- **Given task**: Which lines hold the word "grid"? Copy each of them from the material.

- **Provided entries**:
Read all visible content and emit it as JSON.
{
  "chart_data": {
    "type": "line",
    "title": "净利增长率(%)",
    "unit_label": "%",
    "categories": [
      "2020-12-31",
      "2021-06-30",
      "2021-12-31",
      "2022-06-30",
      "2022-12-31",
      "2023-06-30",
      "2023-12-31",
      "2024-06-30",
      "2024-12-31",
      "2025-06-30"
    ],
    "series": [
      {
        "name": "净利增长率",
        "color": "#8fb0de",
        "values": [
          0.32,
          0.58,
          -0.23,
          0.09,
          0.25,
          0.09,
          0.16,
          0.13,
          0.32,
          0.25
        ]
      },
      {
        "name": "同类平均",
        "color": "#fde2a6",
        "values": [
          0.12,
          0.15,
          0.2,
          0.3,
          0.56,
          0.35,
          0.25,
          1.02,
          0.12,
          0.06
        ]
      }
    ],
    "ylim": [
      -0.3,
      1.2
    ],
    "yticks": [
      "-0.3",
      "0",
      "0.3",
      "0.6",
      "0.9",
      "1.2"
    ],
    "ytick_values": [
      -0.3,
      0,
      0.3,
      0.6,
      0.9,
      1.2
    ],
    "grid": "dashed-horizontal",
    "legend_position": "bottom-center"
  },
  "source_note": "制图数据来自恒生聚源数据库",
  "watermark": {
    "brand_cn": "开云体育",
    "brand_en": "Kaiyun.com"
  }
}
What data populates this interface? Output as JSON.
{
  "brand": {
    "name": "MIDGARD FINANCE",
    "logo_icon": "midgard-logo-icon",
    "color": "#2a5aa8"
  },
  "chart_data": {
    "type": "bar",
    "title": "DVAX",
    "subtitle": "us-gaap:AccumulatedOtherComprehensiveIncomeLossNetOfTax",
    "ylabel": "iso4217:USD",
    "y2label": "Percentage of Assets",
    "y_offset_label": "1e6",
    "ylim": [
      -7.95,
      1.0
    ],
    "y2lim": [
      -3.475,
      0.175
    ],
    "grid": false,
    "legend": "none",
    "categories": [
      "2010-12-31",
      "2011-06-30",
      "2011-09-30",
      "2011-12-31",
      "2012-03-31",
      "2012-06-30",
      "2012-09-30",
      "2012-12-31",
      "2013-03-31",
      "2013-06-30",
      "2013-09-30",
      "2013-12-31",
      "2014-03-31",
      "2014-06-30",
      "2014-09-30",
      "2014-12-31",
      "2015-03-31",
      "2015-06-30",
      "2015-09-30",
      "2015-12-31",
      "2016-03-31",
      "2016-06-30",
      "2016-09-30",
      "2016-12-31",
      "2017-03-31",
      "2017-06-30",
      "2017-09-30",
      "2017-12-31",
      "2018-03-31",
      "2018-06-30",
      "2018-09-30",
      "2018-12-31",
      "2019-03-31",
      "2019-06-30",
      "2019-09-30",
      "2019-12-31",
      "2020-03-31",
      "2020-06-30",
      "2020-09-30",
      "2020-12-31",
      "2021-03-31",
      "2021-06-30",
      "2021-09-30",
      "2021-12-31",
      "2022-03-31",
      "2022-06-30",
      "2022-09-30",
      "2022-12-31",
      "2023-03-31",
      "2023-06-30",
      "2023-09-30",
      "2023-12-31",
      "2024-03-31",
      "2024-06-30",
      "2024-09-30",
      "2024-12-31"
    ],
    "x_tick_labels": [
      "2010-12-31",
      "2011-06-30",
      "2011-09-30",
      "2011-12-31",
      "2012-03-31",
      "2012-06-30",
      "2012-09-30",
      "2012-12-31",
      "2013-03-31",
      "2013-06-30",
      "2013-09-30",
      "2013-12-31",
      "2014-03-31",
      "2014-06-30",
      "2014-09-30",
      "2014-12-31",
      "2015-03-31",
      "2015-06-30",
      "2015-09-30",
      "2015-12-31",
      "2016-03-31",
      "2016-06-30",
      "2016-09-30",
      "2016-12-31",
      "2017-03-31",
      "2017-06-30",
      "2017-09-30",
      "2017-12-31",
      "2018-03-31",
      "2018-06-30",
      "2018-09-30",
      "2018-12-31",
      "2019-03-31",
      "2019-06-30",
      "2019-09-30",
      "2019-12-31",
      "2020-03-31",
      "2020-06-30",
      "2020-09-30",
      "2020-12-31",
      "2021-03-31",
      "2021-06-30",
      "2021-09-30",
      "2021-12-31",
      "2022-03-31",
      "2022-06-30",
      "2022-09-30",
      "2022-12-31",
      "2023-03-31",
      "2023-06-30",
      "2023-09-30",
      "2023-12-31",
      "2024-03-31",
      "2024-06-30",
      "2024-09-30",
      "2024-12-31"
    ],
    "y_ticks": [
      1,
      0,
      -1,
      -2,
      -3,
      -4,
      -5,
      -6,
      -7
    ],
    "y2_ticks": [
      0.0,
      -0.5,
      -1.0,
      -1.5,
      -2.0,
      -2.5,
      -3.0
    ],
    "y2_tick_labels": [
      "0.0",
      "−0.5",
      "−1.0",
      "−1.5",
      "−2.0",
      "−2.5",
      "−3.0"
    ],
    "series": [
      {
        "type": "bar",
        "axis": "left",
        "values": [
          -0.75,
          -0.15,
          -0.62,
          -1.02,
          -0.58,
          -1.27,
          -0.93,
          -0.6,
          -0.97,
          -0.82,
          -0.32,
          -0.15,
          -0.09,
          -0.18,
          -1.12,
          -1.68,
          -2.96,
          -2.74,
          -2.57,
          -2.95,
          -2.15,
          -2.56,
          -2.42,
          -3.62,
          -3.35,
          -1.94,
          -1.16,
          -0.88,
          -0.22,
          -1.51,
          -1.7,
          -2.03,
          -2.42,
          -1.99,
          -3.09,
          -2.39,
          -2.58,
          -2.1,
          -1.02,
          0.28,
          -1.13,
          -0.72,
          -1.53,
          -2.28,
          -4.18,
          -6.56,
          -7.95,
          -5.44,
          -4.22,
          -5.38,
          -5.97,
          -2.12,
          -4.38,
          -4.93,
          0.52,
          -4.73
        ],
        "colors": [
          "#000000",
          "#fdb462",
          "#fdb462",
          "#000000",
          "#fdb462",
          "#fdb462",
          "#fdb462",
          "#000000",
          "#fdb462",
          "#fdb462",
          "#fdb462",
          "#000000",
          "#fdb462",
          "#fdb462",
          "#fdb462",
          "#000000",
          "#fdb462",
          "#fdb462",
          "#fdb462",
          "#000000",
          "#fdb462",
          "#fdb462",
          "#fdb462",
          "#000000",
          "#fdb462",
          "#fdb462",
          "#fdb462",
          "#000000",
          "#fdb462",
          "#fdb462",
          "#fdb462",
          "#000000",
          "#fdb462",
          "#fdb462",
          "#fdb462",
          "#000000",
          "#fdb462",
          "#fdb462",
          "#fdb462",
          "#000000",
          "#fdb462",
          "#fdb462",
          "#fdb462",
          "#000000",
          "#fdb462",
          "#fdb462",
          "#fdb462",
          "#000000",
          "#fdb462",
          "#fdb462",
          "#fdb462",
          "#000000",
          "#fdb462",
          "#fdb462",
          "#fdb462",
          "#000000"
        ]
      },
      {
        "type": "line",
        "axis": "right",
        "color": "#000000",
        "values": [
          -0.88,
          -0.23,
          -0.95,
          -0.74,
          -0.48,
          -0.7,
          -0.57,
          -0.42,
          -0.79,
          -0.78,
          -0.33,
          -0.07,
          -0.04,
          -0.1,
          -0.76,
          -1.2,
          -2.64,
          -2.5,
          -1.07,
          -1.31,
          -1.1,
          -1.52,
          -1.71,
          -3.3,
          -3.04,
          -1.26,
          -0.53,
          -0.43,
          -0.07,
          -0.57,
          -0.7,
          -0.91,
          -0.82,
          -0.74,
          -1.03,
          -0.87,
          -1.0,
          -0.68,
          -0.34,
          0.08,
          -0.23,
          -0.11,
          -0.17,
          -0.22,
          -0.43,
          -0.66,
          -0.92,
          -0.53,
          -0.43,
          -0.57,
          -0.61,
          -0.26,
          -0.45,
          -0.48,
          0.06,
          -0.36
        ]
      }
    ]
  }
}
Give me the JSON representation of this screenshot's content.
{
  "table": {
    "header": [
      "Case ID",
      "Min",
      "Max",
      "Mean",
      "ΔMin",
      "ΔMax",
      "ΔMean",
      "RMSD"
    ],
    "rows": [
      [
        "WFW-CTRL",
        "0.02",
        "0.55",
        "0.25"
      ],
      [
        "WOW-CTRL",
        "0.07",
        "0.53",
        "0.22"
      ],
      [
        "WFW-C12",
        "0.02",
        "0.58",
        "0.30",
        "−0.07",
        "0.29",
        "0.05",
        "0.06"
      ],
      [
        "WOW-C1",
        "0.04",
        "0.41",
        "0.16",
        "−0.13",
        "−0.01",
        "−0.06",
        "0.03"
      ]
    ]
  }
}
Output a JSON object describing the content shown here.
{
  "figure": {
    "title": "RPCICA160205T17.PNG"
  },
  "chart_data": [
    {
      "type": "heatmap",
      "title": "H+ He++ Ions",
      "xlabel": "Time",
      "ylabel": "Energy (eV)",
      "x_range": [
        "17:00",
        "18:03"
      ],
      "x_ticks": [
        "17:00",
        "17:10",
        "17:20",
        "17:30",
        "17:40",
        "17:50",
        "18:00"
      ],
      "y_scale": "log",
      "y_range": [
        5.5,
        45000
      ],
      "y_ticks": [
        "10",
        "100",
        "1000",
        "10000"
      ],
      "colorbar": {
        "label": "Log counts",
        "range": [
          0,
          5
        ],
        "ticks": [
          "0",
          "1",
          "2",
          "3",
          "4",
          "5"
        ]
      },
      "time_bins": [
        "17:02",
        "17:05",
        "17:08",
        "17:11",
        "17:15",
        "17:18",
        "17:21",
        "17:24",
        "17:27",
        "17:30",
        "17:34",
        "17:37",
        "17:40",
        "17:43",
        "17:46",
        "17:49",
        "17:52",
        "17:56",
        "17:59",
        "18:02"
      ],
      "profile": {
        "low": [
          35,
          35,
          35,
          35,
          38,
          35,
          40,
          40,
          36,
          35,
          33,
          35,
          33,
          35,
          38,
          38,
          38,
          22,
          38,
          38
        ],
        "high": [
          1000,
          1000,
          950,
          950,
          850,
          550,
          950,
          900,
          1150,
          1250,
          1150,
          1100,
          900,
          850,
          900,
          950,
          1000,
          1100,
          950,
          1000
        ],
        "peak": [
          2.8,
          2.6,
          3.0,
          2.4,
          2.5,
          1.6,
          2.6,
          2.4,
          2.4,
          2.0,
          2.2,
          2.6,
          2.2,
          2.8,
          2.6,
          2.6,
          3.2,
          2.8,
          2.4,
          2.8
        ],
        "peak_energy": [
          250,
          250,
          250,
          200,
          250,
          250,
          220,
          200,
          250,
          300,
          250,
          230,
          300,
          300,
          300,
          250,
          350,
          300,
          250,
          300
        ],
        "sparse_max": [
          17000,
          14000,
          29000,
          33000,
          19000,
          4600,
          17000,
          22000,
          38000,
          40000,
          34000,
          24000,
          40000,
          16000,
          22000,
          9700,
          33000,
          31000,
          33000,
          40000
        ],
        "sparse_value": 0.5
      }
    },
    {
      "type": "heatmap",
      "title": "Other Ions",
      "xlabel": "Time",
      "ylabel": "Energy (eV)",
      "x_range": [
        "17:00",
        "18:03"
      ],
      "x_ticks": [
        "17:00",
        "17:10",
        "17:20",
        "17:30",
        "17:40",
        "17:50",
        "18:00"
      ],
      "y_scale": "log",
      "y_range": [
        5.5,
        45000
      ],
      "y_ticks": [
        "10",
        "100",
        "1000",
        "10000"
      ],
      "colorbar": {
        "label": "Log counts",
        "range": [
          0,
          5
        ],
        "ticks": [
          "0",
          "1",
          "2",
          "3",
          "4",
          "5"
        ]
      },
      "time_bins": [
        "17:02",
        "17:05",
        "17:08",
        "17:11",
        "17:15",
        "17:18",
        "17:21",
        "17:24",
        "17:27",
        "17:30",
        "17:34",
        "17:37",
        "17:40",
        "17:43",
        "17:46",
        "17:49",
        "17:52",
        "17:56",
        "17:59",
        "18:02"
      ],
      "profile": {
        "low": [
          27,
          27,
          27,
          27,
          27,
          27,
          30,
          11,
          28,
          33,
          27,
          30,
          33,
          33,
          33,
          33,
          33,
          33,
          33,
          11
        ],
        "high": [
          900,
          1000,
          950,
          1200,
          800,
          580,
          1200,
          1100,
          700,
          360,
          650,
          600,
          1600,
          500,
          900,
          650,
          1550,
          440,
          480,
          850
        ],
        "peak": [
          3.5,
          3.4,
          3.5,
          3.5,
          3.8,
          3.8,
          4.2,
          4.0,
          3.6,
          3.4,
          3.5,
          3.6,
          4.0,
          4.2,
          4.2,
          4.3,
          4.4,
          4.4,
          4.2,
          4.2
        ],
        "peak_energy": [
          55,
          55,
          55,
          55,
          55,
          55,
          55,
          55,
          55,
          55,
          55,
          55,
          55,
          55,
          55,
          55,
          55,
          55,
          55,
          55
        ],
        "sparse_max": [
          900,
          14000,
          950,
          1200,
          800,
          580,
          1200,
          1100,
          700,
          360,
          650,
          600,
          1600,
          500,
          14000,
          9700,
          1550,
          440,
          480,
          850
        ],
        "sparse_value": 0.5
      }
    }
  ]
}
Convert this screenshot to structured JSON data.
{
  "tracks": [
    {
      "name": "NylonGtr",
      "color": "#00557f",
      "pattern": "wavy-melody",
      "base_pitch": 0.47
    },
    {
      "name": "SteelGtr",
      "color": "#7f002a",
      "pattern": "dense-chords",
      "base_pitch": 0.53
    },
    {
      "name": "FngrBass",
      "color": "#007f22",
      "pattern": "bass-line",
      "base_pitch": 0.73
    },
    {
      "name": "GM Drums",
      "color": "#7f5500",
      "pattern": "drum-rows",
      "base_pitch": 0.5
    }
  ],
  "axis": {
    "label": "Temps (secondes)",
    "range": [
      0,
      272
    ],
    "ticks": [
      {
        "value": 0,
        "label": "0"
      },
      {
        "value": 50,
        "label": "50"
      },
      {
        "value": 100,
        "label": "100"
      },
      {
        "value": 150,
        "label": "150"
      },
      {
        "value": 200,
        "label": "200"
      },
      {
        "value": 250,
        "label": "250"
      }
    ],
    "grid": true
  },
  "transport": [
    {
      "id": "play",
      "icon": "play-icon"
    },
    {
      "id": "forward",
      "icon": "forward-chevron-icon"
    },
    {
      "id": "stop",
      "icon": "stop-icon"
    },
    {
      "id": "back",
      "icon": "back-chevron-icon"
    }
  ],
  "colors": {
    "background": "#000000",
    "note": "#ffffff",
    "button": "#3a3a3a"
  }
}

- **Answer to this task**:
    "grid": "dashed-horizontal",
    "grid": false,
    "grid": true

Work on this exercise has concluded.